:: Records for this task ::
- - - - - - -
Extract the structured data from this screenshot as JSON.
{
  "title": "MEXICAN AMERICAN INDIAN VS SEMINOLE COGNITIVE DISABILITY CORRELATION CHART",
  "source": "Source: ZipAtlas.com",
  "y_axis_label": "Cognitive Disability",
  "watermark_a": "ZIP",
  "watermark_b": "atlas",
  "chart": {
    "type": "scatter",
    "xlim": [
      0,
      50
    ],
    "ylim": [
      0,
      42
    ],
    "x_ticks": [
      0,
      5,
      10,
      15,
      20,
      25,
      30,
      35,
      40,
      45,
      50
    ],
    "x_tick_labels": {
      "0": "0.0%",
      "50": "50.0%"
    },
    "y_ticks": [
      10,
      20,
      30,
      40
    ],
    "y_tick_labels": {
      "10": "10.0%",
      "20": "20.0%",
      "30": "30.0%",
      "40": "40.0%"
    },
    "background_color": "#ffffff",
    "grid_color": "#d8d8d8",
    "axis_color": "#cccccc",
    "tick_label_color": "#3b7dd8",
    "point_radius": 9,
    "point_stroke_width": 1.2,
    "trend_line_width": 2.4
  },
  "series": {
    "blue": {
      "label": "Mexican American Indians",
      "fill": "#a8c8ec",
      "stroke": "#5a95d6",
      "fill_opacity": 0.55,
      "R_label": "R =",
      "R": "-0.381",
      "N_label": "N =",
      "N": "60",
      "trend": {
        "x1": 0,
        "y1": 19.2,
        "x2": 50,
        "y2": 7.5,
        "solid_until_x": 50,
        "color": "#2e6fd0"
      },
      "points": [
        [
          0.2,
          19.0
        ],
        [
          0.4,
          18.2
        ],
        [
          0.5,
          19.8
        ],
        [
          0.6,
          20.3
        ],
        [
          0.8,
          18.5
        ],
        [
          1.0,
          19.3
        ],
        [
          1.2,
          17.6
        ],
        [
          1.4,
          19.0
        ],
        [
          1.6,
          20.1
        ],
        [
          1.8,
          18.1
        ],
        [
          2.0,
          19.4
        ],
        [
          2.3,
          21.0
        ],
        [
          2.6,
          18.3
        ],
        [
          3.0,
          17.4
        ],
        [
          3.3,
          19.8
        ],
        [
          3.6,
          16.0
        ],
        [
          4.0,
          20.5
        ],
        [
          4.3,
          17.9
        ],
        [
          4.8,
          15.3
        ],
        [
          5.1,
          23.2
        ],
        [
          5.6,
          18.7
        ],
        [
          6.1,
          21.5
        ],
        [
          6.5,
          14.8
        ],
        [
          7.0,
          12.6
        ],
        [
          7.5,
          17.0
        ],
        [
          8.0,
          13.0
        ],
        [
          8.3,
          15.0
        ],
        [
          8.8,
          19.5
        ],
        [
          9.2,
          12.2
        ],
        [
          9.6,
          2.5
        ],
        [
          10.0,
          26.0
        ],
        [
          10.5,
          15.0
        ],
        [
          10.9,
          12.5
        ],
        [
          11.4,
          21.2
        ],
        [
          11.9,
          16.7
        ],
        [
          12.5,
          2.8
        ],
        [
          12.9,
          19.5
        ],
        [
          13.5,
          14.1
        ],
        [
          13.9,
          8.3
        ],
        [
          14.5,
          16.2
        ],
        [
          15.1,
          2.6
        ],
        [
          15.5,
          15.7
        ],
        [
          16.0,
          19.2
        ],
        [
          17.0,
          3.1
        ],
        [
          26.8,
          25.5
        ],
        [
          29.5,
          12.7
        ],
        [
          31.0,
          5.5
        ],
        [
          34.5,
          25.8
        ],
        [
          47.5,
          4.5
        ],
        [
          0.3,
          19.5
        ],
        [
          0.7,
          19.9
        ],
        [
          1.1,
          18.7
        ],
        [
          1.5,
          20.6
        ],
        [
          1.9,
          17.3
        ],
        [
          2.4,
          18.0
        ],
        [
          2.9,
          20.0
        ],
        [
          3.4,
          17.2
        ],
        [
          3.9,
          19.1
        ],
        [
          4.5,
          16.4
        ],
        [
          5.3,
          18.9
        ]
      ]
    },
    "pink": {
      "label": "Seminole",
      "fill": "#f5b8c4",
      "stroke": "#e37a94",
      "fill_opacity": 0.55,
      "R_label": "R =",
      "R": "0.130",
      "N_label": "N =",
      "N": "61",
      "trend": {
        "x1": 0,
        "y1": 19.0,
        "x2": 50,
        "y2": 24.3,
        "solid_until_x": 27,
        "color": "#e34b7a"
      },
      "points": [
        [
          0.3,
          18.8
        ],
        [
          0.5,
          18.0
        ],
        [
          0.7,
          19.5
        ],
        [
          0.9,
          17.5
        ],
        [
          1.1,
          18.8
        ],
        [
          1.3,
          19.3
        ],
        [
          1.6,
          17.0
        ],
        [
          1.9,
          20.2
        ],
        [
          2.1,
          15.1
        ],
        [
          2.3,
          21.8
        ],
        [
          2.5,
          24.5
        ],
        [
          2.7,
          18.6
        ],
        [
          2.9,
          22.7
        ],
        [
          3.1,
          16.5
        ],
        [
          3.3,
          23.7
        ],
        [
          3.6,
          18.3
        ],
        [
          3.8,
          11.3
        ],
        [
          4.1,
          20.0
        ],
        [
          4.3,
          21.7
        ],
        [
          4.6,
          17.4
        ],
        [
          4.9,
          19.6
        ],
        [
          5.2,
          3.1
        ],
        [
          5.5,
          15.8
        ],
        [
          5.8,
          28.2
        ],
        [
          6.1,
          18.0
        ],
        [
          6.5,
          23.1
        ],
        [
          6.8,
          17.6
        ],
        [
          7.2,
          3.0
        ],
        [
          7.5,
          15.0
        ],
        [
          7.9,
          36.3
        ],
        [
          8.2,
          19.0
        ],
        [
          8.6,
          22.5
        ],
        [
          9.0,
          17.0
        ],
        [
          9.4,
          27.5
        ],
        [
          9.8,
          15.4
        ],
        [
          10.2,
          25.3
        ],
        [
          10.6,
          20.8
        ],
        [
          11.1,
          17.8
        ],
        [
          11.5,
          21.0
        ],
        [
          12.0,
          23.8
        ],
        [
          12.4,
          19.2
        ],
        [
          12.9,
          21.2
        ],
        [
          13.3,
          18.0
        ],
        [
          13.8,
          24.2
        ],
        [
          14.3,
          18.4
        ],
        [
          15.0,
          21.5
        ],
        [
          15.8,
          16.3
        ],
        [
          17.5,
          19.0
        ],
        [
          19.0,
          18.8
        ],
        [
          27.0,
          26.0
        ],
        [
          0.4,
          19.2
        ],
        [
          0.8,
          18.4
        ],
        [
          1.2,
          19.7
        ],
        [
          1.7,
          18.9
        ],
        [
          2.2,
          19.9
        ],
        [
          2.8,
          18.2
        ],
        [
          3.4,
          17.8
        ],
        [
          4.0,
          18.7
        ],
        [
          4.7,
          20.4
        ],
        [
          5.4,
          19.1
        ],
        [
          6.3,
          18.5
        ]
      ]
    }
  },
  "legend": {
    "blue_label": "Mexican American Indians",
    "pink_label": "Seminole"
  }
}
- - - - - - -
:: Directions for this task ::
Your task is to quote the listing above word for word.

:: Answer to this exercise ::
Extract the structured data from this screenshot as JSON.
{
  "title": "MEXICAN AMERICAN INDIAN VS SEMINOLE COGNITIVE DISABILITY CORRELATION CHART",
  "source": "Source: ZipAtlas.com",
  "y_axis_label": "Cognitive Disability",
  "watermark_a": "ZIP",
  "watermark_b": "atlas",
  "chart": {
    "type": "scatter",
    "xlim": [
      0,
      50
    ],
    "ylim": [
      0,
      42
    ],
    "x_ticks": [
      0,
      5,
      10,
      15,
      20,
      25,
      30,
      35,
      40,
      45,
      50
    ],
    "x_tick_labels": {
      "0": "0.0%",
      "50": "50.0%"
    },
    "y_ticks": [
      10,
      20,
      30,
      40
    ],
    "y_tick_labels": {
      "10": "10.0%",
      "20": "20.0%",
      "30": "30.0%",
      "40": "40.0%"
    },
    "background_color": "#ffffff",
    "grid_color": "#d8d8d8",
    "axis_color": "#cccccc",
    "tick_label_color": "#3b7dd8",
    "point_radius": 9,
    "point_stroke_width": 1.2,
    "trend_line_width": 2.4
  },
  "series": {
    "blue": {
      "label": "Mexican American Indians",
      "fill": "#a8c8ec",
      "stroke": "#5a95d6",
      "fill_opacity": 0.55,
      "R_label": "R =",
      "R": "-0.381",
      "N_label": "N =",
      "N": "60",
      "trend": {
        "x1": 0,
        "y1": 19.2,
        "x2": 50,
        "y2": 7.5,
        "solid_until_x": 50,
        "color": "#2e6fd0"
      },
      "points": [
        [
          0.2,
          19.0
        ],
        [
          0.4,
          18.2
        ],
        [
          0.5,
          19.8
        ],
        [
          0.6,
          20.3
        ],
        [
          0.8,
          18.5
        ],
        [
          1.0,
          19.3
        ],
        [
          1.2,
          17.6
        ],
        [
          1.4,
          19.0
        ],
        [
          1.6,
          20.1
        ],
        [
          1.8,
          18.1
        ],
        [
          2.0,
          19.4
        ],
        [
          2.3,
          21.0
        ],
        [
          2.6,
          18.3
        ],
        [
          3.0,
          17.4
        ],
        [
          3.3,
          19.8
        ],
        [
          3.6,
          16.0
        ],
        [
          4.0,
          20.5
        ],
        [
          4.3,
          17.9
        ],
        [
          4.8,
          15.3
        ],
        [
          5.1,
          23.2
        ],
        [
          5.6,
          18.7
        ],
        [
          6.1,
          21.5
        ],
        [
          6.5,
          14.8
        ],
        [
          7.0,
          12.6
        ],
        [
          7.5,
          17.0
        ],
        [
          8.0,
          13.0
        ],
        [
          8.3,
          15.0
        ],
        [
          8.8,
          19.5
        ],
        [
          9.2,
          12.2
        ],
        [
          9.6,
          2.5
        ],
        [
          10.0,
          26.0
        ],
        [
          10.5,
          15.0
        ],
        [
          10.9,
          12.5
        ],
        [
          11.4,
          21.2
        ],
        [
          11.9,
          16.7
        ],
        [
          12.5,
          2.8
        ],
        [
          12.9,
          19.5
        ],
        [
          13.5,
          14.1
        ],
        [
          13.9,
          8.3
        ],
        [
          14.5,
          16.2
        ],
        [
          15.1,
          2.6
        ],
        [
          15.5,
          15.7
        ],
        [
          16.0,
          19.2
        ],
        [
          17.0,
          3.1
        ],
        [
          26.8,
          25.5
        ],
        [
          29.5,
          12.7
        ],
        [
          31.0,
          5.5
        ],
        [
          34.5,
          25.8
        ],
        [
          47.5,
          4.5
        ],
        [
          0.3,
          19.5
        ],
        [
          0.7,
          19.9
        ],
        [
          1.1,
          18.7
        ],
        [
          1.5,
          20.6
        ],
        [
          1.9,
          17.3
        ],
        [
          2.4,
          18.0
        ],
        [
          2.9,
          20.0
        ],
        [
          3.4,
          17.2
        ],
        [
          3.9,
          19.1
        ],
        [
          4.5,
          16.4
        ],
        [
          5.3,
          18.9
        ]
      ]
    },
    "pink": {
      "label": "Seminole",
      "fill": "#f5b8c4",
      "stroke": "#e37a94",
      "fill_opacity": 0.55,
      "R_label": "R =",
      "R": "0.130",
      "N_label": "N =",
      "N": "61",
      "trend": {
        "x1": 0,
        "y1": 19.0,
        "x2": 50,
        "y2": 24.3,
        "solid_until_x": 27,
        "color": "#e34b7a"
      },
      "points": [
        [
          0.3,
          18.8
        ],
        [
          0.5,
          18.0
        ],
        [
          0.7,
          19.5
        ],
        [
          0.9,
          17.5
        ],
        [
          1.1,
          18.8
        ],
        [
          1.3,
          19.3
        ],
        [
          1.6,
          17.0
        ],
        [
          1.9,
          20.2
        ],
        [
          2.1,
          15.1
        ],
        [
          2.3,
          21.8
        ],
        [
          2.5,
          24.5
        ],
        [
          2.7,
          18.6
        ],
        [
          2.9,
          22.7
        ],
        [
          3.1,
          16.5
        ],
        [
          3.3,
          23.7
        ],
        [
          3.6,
          18.3
        ],
        [
          3.8,
          11.3
        ],
        [
          4.1,
          20.0
        ],
        [
          4.3,
          21.7
        ],
        [
          4.6,
          17.4
        ],
        [
          4.9,
          19.6
        ],
        [
          5.2,
          3.1
        ],
        [
          5.5,
          15.8
        ],
        [
          5.8,
          28.2
        ],
        [
          6.1,
          18.0
        ],
        [
          6.5,
          23.1
        ],
        [
          6.8,
          17.6
        ],
        [
          7.2,
          3.0
        ],
        [
          7.5,
          15.0
        ],
        [
          7.9,
          36.3
        ],
        [
          8.2,
          19.0
        ],
        [
          8.6,
          22.5
        ],
        [
          9.0,
          17.0
        ],
        [
          9.4,
          27.5
        ],
        [
          9.8,
          15.4
        ],
        [
          10.2,
          25.3
        ],
        [
          10.6,
          20.8
        ],
        [
          11.1,
          17.8
        ],
        [
          11.5,
          21.0
        ],
        [
          12.0,
          23.8
        ],
        [
          12.4,
          19.2
        ],
        [
          12.9,
          21.2
        ],
        [
          13.3,
          18.0
        ],
        [
          13.8,
          24.2
        ],
        [
          14.3,
          18.4
        ],
        [
          15.0,
          21.5
        ],
        [
          15.8,
          16.3
        ],
        [
          17.5,
          19.0
        ],
        [
          19.0,
          18.8
        ],
        [
          27.0,
          26.0
        ],
        [
          0.4,
          19.2
        ],
        [
          0.8,
          18.4
        ],
        [
          1.2,
          19.7
        ],
        [
          1.7,
          18.9
        ],
        [
          2.2,
          19.9
        ],
        [
          2.8,
          18.2
        ],
        [
          3.4,
          17.8
        ],
        [
          4.0,
          18.7
        ],
        [
          4.7,
          20.4
        ],
        [
          5.4,
          19.1
        ],
        [
          6.3,
          18.5
        ]
      ]
    }
  },
  "legend": {
    "blue_label": "Mexican American Indians",
    "pink_label": "Seminole"
  }
}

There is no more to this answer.